:: TASK TO COMPLETE ::
Read the records below and copy each line that contains "JSON".

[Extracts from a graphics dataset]
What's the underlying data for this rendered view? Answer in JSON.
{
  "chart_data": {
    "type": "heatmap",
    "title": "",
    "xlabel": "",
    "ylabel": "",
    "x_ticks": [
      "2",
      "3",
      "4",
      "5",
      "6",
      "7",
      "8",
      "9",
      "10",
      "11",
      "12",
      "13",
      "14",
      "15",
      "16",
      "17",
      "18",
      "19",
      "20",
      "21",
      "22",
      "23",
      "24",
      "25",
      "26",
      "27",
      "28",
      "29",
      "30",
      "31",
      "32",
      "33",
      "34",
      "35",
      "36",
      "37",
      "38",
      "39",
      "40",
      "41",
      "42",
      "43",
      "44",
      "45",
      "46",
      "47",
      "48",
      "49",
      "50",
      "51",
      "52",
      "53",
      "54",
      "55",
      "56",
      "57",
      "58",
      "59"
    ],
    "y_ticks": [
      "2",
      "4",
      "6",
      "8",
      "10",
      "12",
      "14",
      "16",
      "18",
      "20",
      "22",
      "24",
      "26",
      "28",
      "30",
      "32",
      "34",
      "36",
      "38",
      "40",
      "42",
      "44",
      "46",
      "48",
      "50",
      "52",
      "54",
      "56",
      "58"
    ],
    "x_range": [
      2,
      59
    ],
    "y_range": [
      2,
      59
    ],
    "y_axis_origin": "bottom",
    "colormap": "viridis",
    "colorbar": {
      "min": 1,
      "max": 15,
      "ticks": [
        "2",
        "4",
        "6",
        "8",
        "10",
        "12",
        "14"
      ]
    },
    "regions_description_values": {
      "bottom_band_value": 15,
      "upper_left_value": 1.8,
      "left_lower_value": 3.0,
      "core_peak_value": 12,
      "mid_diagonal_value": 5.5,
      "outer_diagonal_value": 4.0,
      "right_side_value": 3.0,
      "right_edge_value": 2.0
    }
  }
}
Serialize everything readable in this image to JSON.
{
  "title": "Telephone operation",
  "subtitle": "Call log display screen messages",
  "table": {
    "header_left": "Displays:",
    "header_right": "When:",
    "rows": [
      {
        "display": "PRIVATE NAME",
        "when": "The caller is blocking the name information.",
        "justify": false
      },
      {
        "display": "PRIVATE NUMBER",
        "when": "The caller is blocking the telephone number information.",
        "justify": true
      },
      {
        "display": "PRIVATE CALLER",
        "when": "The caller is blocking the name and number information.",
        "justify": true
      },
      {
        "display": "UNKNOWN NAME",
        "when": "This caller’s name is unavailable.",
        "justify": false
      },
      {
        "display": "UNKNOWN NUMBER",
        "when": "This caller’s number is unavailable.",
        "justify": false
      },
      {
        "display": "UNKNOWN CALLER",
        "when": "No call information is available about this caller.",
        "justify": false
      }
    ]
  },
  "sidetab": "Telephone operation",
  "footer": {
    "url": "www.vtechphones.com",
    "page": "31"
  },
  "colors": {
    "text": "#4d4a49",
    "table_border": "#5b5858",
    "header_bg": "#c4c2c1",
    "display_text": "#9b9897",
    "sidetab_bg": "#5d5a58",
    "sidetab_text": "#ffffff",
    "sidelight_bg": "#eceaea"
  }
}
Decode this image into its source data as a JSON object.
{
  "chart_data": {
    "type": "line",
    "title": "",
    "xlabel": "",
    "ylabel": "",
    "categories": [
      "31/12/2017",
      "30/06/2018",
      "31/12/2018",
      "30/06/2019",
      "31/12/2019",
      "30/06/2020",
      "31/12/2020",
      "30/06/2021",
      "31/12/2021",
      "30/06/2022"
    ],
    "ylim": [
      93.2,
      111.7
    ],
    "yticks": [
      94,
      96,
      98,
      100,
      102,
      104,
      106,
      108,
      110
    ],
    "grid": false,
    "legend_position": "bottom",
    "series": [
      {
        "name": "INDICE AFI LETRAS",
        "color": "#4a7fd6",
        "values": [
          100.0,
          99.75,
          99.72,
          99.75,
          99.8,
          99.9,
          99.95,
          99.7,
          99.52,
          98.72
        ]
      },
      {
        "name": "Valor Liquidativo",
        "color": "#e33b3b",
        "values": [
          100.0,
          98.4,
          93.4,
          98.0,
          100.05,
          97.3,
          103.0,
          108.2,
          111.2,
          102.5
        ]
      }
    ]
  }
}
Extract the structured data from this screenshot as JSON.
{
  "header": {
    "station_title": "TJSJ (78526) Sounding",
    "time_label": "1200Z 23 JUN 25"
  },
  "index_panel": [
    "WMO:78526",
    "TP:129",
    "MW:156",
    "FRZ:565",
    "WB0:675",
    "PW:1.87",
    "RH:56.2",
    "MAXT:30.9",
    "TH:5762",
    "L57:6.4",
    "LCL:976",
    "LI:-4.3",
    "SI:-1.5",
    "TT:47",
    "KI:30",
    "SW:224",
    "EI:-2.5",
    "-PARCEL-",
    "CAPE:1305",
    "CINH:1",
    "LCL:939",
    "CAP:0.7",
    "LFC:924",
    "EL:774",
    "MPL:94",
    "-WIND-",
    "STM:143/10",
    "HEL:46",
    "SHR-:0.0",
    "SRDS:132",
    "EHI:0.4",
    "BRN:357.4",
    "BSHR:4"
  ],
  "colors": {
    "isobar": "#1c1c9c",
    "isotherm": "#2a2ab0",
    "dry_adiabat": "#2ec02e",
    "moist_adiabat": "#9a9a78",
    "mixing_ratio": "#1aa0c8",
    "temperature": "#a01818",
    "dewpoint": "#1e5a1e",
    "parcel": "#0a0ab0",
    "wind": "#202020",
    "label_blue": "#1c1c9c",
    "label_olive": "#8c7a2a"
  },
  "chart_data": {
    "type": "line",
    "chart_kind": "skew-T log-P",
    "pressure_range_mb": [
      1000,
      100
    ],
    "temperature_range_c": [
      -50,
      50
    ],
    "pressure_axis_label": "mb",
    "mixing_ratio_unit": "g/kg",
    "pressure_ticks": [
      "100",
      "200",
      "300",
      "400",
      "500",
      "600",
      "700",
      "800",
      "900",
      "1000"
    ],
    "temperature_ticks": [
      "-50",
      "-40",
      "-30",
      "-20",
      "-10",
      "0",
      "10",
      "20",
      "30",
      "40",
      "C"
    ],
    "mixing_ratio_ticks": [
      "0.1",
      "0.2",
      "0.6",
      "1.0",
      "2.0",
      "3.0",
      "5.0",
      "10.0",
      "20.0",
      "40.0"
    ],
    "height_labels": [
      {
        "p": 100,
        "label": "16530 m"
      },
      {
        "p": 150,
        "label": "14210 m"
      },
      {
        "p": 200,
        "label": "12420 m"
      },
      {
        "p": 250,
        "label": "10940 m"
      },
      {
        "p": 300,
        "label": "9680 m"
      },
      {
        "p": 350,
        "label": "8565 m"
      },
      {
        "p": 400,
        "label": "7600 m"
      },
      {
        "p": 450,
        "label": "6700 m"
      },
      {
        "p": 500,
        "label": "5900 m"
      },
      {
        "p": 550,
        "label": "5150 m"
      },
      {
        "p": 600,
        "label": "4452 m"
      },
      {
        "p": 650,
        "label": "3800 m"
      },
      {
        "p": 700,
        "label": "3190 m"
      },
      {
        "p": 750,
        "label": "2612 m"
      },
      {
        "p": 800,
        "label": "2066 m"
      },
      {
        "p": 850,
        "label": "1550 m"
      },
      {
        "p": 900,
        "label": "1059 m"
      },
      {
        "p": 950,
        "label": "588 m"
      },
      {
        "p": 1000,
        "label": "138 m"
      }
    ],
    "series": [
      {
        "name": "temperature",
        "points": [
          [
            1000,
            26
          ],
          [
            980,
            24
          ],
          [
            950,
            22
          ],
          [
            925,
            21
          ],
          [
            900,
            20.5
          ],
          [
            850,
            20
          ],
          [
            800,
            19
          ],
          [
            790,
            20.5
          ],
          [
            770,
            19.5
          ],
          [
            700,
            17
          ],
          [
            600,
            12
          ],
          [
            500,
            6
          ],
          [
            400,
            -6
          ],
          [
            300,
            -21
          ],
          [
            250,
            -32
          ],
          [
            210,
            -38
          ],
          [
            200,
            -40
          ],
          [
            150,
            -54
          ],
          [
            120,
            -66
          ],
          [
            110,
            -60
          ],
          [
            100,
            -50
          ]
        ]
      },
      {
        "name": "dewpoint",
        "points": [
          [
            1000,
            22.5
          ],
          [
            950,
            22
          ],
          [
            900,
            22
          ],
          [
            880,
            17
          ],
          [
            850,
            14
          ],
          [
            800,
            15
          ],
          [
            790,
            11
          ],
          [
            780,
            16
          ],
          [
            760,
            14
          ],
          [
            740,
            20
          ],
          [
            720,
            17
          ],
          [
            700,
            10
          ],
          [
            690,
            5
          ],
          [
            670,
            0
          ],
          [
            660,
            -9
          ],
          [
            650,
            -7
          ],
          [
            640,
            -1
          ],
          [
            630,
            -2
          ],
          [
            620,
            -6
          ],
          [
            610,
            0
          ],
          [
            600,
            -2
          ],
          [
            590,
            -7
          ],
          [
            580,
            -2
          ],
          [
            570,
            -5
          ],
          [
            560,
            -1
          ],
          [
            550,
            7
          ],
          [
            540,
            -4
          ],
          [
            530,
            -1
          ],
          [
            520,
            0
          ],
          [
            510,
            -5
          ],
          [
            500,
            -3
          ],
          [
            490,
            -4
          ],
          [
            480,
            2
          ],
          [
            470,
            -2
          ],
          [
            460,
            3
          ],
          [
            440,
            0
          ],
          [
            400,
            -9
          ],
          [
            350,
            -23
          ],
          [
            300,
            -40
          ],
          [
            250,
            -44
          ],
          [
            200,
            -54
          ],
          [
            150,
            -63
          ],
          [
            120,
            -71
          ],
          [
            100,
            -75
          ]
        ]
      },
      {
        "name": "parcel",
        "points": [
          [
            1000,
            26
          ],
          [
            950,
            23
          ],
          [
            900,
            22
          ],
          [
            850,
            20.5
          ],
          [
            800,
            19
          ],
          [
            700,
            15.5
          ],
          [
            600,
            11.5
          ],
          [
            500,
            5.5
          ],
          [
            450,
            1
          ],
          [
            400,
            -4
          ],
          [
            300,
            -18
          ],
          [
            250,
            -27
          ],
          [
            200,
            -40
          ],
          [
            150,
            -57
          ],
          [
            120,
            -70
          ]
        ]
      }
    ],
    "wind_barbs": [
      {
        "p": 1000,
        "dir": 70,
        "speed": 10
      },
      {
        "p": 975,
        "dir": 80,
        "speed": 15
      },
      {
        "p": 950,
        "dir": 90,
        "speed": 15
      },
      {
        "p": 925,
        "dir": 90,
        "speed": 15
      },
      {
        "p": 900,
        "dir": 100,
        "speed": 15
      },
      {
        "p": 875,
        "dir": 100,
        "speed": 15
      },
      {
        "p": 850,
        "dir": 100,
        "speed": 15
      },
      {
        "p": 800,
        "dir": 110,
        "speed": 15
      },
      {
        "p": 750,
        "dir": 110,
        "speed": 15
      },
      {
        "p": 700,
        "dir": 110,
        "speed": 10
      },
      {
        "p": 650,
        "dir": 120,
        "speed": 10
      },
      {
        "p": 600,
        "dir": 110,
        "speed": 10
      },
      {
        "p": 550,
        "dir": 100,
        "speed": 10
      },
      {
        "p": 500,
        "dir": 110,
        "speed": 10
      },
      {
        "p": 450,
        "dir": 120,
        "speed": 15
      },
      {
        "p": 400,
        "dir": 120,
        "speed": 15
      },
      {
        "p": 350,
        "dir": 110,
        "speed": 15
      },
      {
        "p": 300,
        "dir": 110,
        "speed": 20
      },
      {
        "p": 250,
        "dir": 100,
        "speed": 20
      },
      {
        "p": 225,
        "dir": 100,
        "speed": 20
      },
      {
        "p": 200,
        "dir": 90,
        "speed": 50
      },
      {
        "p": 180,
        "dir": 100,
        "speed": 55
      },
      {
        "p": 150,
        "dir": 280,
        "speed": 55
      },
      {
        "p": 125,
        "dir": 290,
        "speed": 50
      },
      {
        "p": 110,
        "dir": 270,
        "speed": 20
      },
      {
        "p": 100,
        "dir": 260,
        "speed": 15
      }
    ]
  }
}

:: EXPECTED ANSWER ::
What's the underlying data for this rendered view? Answer in JSON.
Serialize everything readable in this image to JSON.
Decode this image into its source data as a JSON object.
Extract the structured data from this screenshot as JSON.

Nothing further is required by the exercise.